----- PROVIDED RECORDS -----

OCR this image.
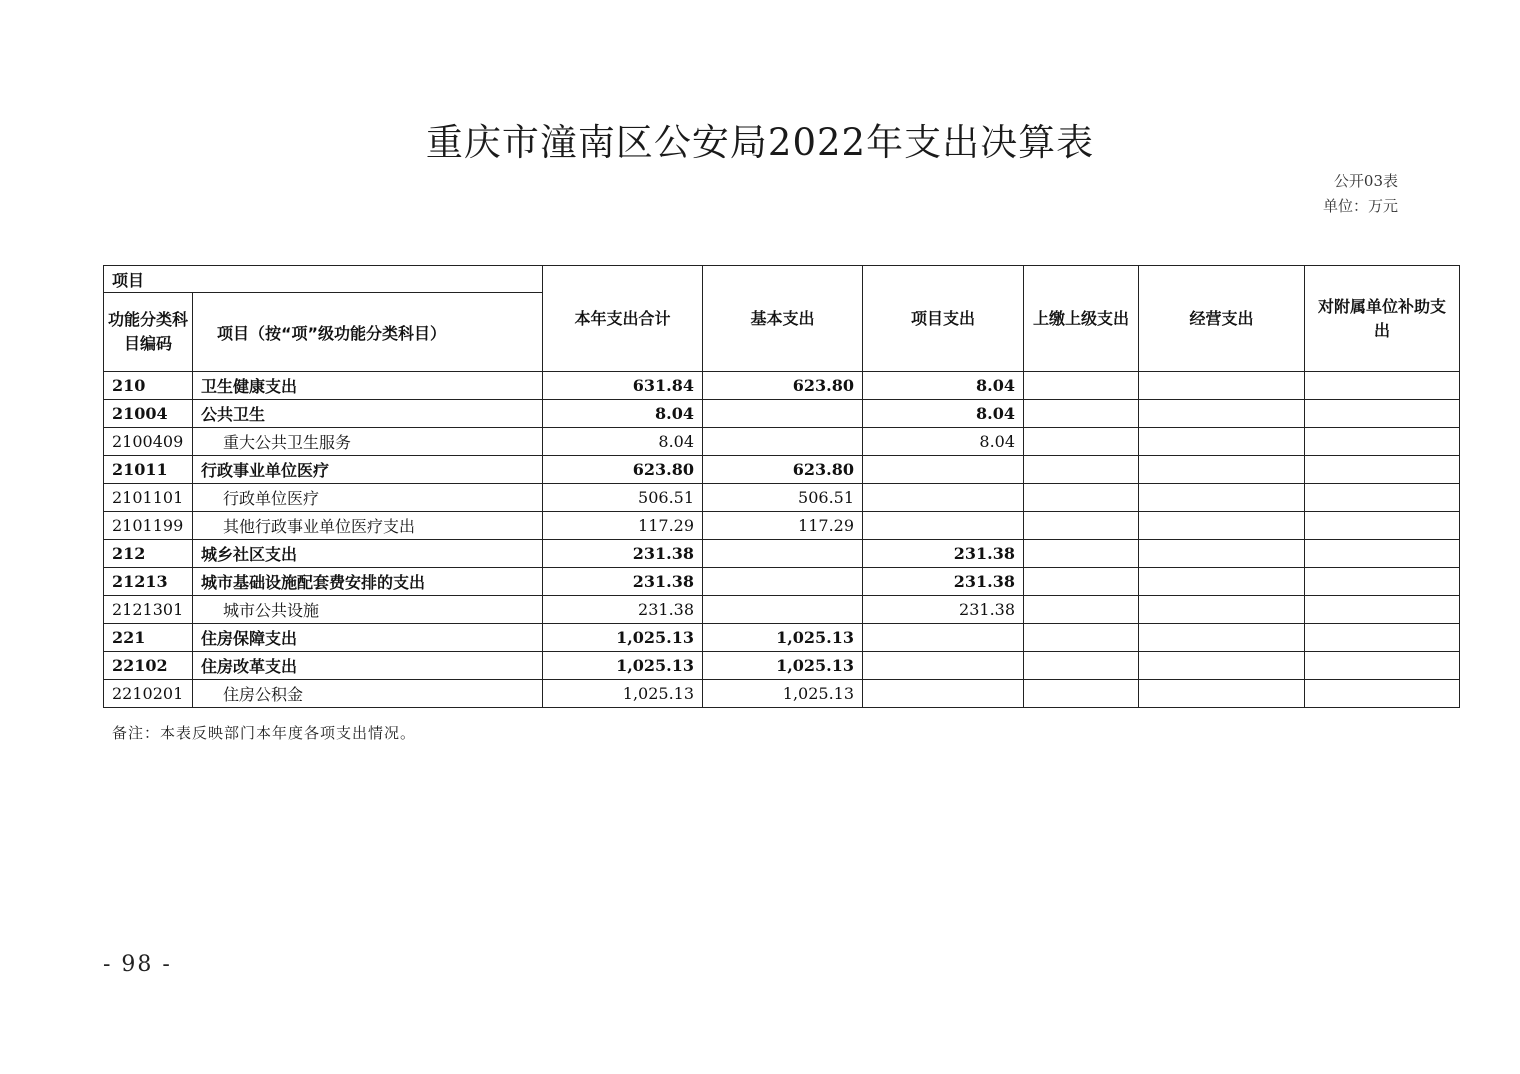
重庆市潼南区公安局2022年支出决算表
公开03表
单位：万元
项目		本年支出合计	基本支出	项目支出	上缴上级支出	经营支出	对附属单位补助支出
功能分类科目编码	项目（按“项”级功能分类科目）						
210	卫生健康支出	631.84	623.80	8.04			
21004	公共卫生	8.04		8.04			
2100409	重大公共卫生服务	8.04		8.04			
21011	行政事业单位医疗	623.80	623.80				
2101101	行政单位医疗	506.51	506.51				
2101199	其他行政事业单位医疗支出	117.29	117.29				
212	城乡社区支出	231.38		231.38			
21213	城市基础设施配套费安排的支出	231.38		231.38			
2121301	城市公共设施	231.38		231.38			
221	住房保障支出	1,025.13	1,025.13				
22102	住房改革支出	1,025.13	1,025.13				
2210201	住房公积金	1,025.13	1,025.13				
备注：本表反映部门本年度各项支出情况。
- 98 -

-----
----- PROVIDED RECORDS -----

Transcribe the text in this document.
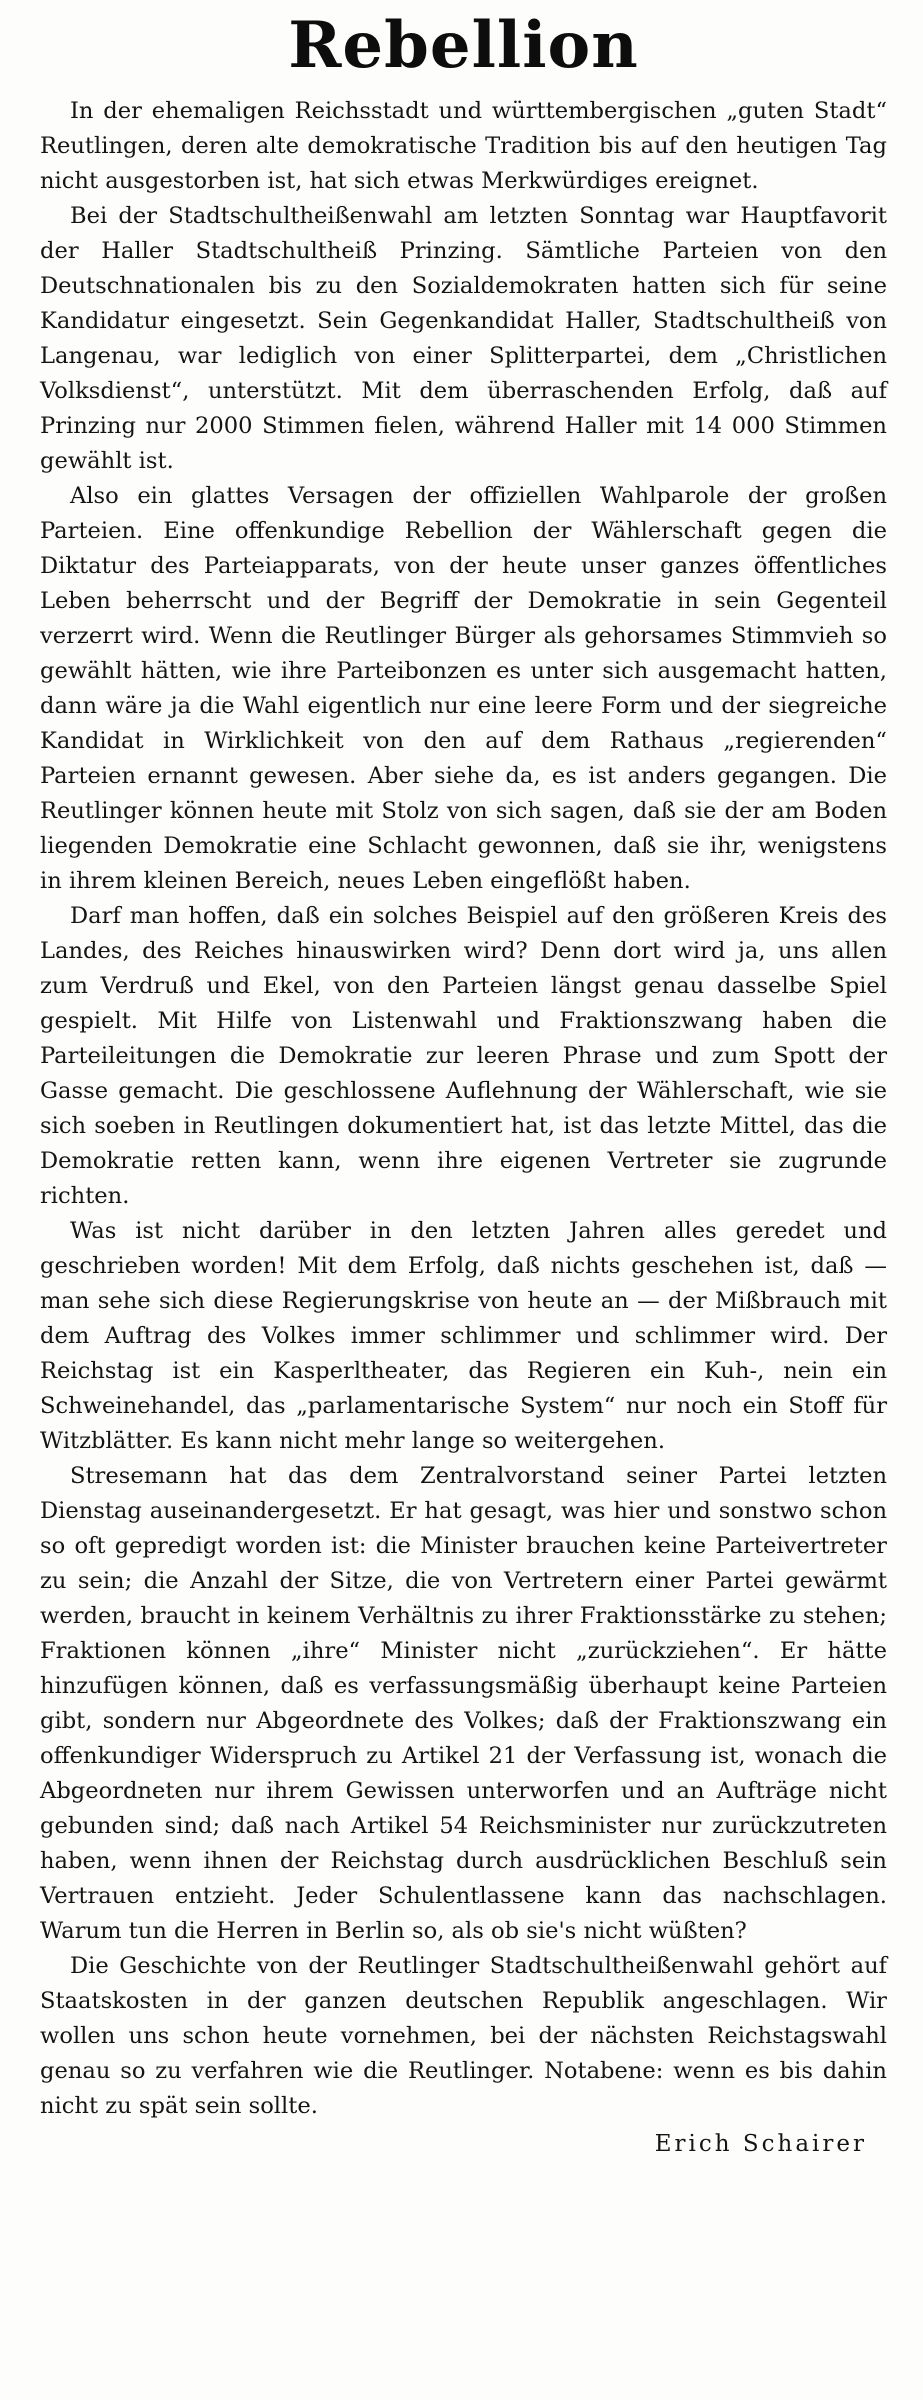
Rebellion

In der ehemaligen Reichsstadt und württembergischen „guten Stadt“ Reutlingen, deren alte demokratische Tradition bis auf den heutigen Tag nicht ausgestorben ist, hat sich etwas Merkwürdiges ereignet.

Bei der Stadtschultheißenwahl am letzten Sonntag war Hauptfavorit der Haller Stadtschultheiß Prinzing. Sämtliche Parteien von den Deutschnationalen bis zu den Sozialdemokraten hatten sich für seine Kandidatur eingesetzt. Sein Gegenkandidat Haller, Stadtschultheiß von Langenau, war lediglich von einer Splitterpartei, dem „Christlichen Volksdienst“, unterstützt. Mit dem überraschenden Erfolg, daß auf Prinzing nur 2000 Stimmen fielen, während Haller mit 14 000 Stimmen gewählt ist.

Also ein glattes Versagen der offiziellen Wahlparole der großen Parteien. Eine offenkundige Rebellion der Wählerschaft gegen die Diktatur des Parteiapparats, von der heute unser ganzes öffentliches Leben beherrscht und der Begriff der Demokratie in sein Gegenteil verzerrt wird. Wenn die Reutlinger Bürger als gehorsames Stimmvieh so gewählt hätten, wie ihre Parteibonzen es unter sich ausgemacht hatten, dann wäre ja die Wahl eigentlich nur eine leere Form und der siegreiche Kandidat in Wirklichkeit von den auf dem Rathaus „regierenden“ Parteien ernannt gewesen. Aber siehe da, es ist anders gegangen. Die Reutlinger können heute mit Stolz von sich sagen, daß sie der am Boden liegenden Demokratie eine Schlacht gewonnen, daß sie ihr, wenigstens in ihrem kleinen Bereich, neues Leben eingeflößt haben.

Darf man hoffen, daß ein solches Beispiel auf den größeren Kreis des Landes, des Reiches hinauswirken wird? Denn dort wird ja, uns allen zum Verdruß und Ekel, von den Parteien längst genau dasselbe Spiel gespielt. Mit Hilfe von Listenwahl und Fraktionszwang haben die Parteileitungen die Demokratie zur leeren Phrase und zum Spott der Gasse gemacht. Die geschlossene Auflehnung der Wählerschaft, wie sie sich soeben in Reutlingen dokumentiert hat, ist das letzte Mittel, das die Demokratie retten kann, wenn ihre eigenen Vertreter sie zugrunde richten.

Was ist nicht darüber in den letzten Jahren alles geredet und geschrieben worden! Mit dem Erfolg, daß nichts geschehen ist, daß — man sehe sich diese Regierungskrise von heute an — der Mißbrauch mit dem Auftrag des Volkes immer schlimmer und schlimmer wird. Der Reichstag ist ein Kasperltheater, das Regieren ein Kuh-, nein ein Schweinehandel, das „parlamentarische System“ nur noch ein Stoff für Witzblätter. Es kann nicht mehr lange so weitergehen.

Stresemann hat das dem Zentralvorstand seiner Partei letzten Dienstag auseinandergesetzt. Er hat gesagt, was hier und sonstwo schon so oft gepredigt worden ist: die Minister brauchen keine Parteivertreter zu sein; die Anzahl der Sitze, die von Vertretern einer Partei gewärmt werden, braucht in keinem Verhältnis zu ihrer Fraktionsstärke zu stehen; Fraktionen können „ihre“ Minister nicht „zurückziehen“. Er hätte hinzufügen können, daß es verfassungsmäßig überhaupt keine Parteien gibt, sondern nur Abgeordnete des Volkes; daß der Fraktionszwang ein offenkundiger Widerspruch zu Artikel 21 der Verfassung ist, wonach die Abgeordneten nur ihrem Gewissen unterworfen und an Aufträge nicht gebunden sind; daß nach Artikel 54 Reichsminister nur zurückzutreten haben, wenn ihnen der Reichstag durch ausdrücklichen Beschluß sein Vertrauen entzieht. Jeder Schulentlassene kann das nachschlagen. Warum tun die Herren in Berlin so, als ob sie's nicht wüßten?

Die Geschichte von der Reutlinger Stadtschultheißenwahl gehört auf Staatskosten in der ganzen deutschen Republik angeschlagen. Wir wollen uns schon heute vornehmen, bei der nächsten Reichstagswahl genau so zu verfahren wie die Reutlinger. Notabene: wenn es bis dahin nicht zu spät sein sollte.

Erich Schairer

-----

PROBLEM TO WORK ON: Working from the entries above, return all lines that contain "this".

WRITTEN SOLUTION:
OCR this image.
Transcribe the text in this document.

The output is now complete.